The Militant (logo)  
   Vol. 68/No. 30           August 17, 2004  
 
 
Nebraska: socialist campaigners meet ballot drive goal,
get support from meat packers, other pro-union workers
(front page)
 
Militant
SWP vice-presidential candidate Arrin Hawkins, right, meets farmer David Howard August 1 while campaigning in Mileston, near Tchula, Mississippi. That weekend 2,500 signed petitions to put socialist ticket on Nebraska ballot.

BY SAMUEL DELANEY
AND NELSON GONZALEZ
 
OMAHA, Nebraska—Campaigners for the Socialist Workers Party ticket—Róger Calero for president and Arrin Hawkins for vice-president of the United States—have collected nearly 4,900 signatures to put the working-class candidates on the ballot in Nebraska. Organizers said August 3 they are within striking distance of surpassing their goal of getting double the 2,500 signatures required to achieve ballot status.

Julian Santana, a Young Socialist who took part in a full-time campaigning team here for several days, reported that socialists have received an excellent response from many working people. Campaigners are not deterred by the fact that storeowners and cops have stopped them from leafleting and petitioning dozens of times at shopping malls and other locations. In response, teams of petitioners became increasingly adept at “roving petitioning,” that is, rapidly moving from one location to the next when they were shut down, Santana said.
────────
Task requirements:
1. Translate this sentence from the article on the Nebraska ballot drive into Spanish: "Organizers said August 3 they are within striking distance of surpassing their goal of getting double the 2,500 signatures required to achieve ballot status."
2. Carry on the article on the Nebraska ballot drive from the point where it stops.
The material that follows has no connection to the article on the Nebraska ballot drive.

Given data:
────────
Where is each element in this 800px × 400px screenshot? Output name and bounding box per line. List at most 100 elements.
────────
Responses:
1. Los organizadores dijeron el 3 de agosto que están a muy poca distancia de superar su meta de conseguir el doble de las 2.500 firmas requeridas para obtener un lugar en la boleta electoral.

2.
Many of those who signed petitions have responded to the socialist candidates’ championing of the right of workers to organize unions to defend themselves from the employers’ ongoing attacks. Speaking at a July 31 public campaign meeting here, Santana said many pro-union workers “grabbed the pen right out of my hand and asked where to sign.” Meatpacking workers have been involved in union organizing drives in several plants in the Omaha area over the past few years.

“At a big shopping plaza in South Omaha, 204 people signed the petitions,” said campaigner Bill Schmitt. One of those who signed, a worker who had taken part in the 1987-89 strike at the Cudahy packinghouse, “especially liked our campaign’s staunch defense of workers’ right to organize unions,” he said. After that strike, the unionist recalled, the bosses had fired all those who had walked out.

Another worker they met, a veteran of the 1983 strike against Greyhound, said he appreciated the fact that socialists used to come down to their picket lines to offer support and that the Militant was the only paper that told the truth about their struggle. He signed the petition and subscribed to the Militant.

Schmitt reported that “one worker told us he had done some jail time and that the state of Nebraska had deprived him of the right to vote for the rest of his life. He gave a $10 contribution to the socialist campaign.”

The socialists also met some people who viewed the SWP campaign as an obstacle to electing “anybody but Bush” in November. One man said he would vote for Democrat John Kerry even though “there’s a lot that’s negative about him— but Bush is evil!”

At the July 31 public meeting, Ved Dookhun, who is the SWP candidate for U.S. Congress in Newark, New Jersey, contrasted that view with the message captured in the socialist campaign slogan, “It’s not who you are against, it’s what you are for!”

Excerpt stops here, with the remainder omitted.